Goal. Restate each entry word for word, leaving nothing out.

Figure data in JSON.
———
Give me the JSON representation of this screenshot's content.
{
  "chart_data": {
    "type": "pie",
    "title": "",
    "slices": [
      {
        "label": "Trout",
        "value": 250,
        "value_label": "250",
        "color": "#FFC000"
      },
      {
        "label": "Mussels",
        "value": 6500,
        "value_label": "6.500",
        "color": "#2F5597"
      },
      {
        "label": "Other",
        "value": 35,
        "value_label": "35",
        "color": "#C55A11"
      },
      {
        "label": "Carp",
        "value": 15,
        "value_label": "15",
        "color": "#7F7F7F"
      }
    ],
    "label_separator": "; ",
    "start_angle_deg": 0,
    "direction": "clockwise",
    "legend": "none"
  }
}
———
Task solution.
Give me the JSON representation of this screenshot's content.
{
  "chart_data": {
    "type": "pie",
    "title": "",
    "slices": [
      {
        "label": "Trout",
        "value": 250,
        "value_label": "250",
        "color": "#FFC000"
      },
      {
        "label": "Mussels",
        "value": 6500,
        "value_label": "6.500",
        "color": "#2F5597"
      },
      {
        "label": "Other",
        "value": 35,
        "value_label": "35",
        "color": "#C55A11"
      },
      {
        "label": "Carp",
        "value": 15,
        "value_label": "15",
        "color": "#7F7F7F"
      }
    ],
    "label_separator": "; ",
    "start_angle_deg": 0,
    "direction": "clockwise",
    "legend": "none"
  }
}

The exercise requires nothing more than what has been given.